* start DATASET *
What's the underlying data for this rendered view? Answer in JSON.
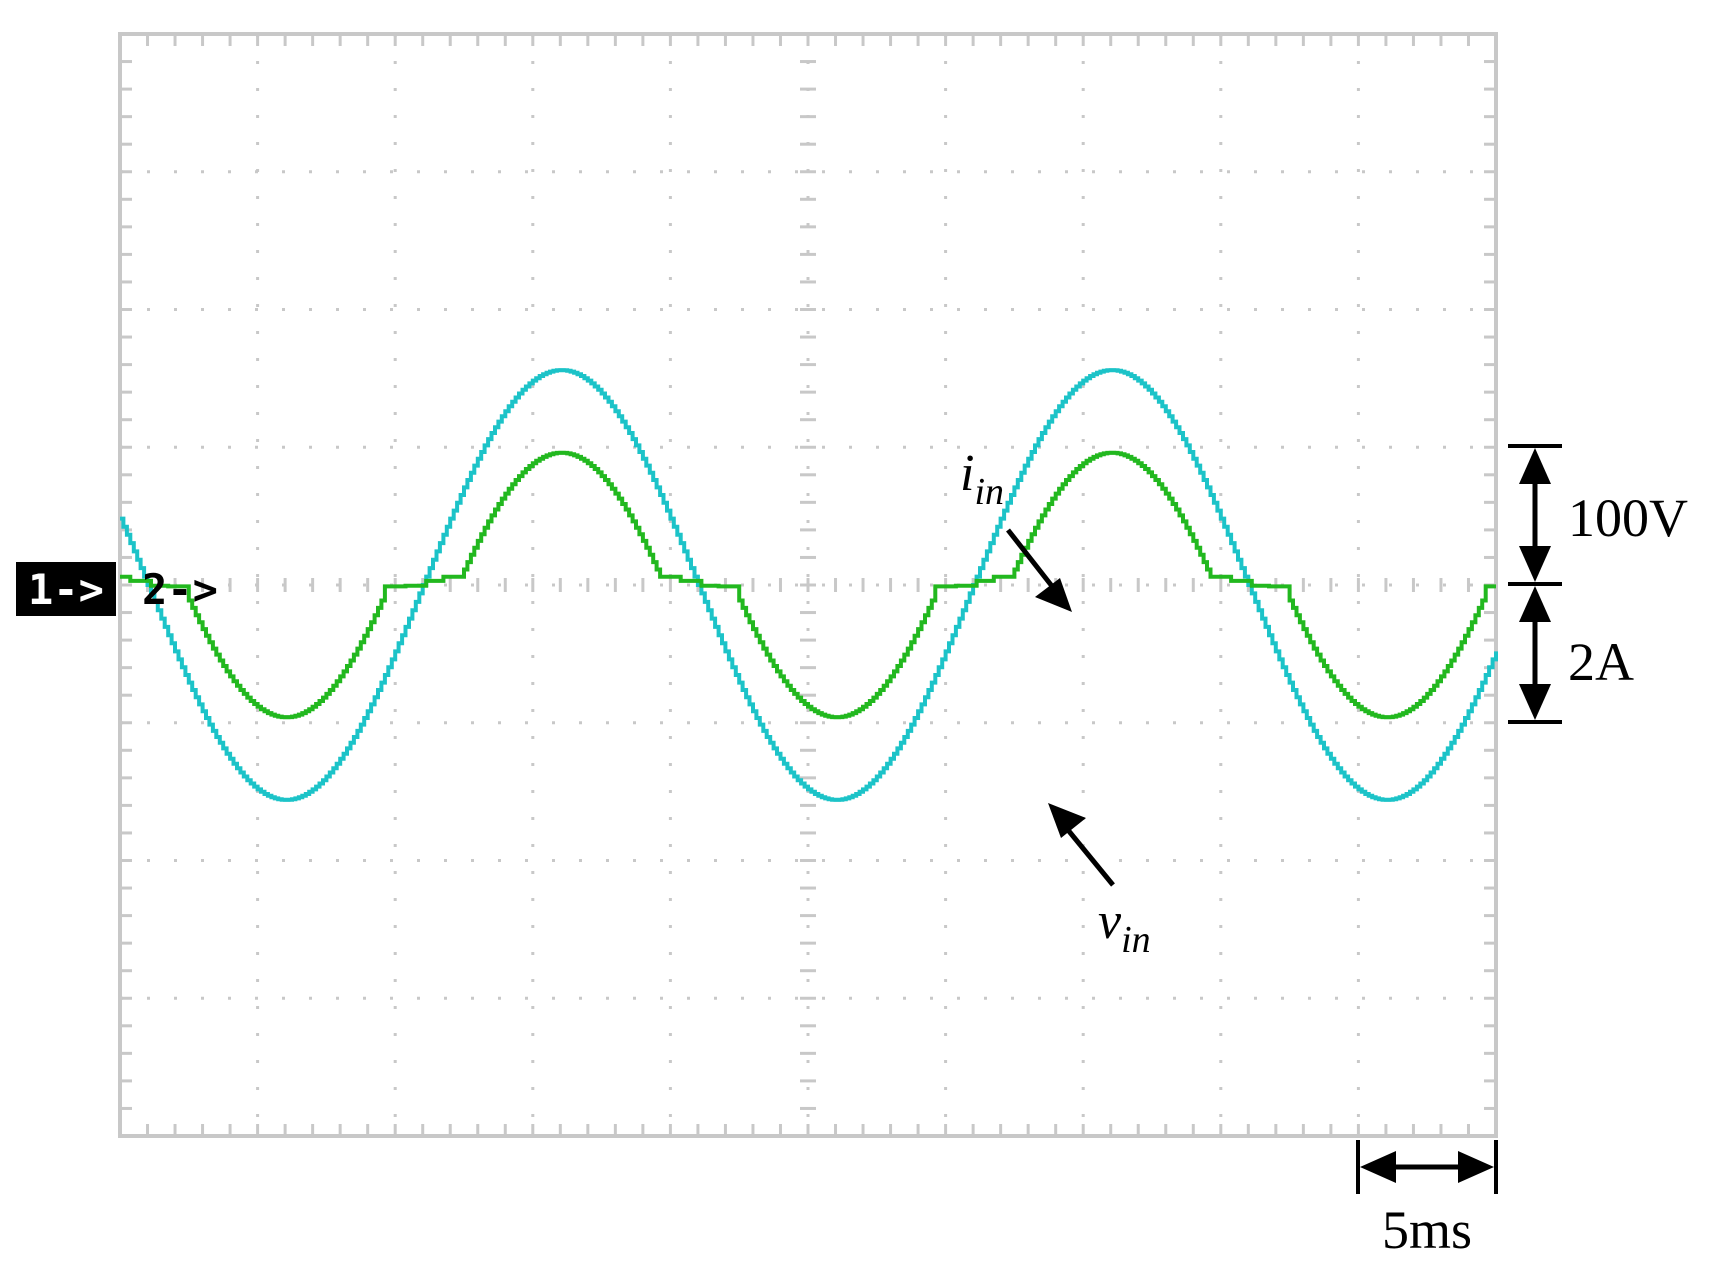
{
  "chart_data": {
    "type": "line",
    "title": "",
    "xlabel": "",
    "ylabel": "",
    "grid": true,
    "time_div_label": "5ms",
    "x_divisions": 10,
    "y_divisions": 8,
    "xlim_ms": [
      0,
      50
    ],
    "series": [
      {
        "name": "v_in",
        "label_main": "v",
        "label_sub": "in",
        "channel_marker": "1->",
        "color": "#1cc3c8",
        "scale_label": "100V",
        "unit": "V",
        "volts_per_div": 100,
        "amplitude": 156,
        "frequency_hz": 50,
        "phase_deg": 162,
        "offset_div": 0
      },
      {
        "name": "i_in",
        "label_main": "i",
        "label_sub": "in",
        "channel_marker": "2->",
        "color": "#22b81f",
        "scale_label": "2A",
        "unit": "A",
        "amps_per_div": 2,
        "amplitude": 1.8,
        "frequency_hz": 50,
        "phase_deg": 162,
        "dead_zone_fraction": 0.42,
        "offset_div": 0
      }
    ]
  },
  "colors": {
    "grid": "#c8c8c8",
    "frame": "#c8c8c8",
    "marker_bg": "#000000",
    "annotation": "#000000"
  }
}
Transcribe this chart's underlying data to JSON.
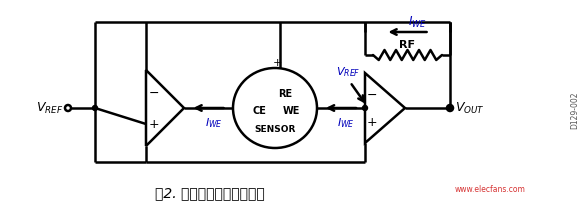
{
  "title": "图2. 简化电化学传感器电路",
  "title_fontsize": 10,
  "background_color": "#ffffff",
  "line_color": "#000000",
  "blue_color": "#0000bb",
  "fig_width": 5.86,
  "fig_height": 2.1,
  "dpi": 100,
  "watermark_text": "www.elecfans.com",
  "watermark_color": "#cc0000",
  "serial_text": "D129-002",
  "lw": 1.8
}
* end DATASET *
DO THIS — Transcribe the listing in full and omit the pictures.

WRITTEN ANSWER —
What's the underlying data for this rendered view? Answer in JSON.
{
  "chart_data": {
    "type": "line",
    "title": "",
    "xlabel": "",
    "ylabel": "",
    "grid": true,
    "time_div_label": "5ms",
    "x_divisions": 10,
    "y_divisions": 8,
    "xlim_ms": [
      0,
      50
    ],
    "series": [
      {
        "name": "v_in",
        "label_main": "v",
        "label_sub": "in",
        "channel_marker": "1->",
        "color": "#1cc3c8",
        "scale_label": "100V",
        "unit": "V",
        "volts_per_div": 100,
        "amplitude": 156,
        "frequency_hz": 50,
        "phase_deg": 162,
        "offset_div": 0
      },
      {
        "name": "i_in",
        "label_main": "i",
        "label_sub": "in",
        "channel_marker": "2->",
        "color": "#22b81f",
        "scale_label": "2A",
        "unit": "A",
        "amps_per_div": 2,
        "amplitude": 1.8,
        "frequency_hz": 50,
        "phase_deg": 162,
        "dead_zone_fraction": 0.42,
        "offset_div": 0
      }
    ]
  },
  "colors": {
    "grid": "#c8c8c8",
    "frame": "#c8c8c8",
    "marker_bg": "#000000",
    "annotation": "#000000"
  }
}
Transcribe this chart's underlying data to JSON.
{
  "title": "图2. 简化电化学传感器电路",
  "title_fontsize": 10,
  "background_color": "#ffffff",
  "line_color": "#000000",
  "blue_color": "#0000bb",
  "fig_width": 5.86,
  "fig_height": 2.1,
  "dpi": 100,
  "watermark_text": "www.elecfans.com",
  "watermark_color": "#cc0000",
  "serial_text": "D129-002",
  "lw": 1.8
}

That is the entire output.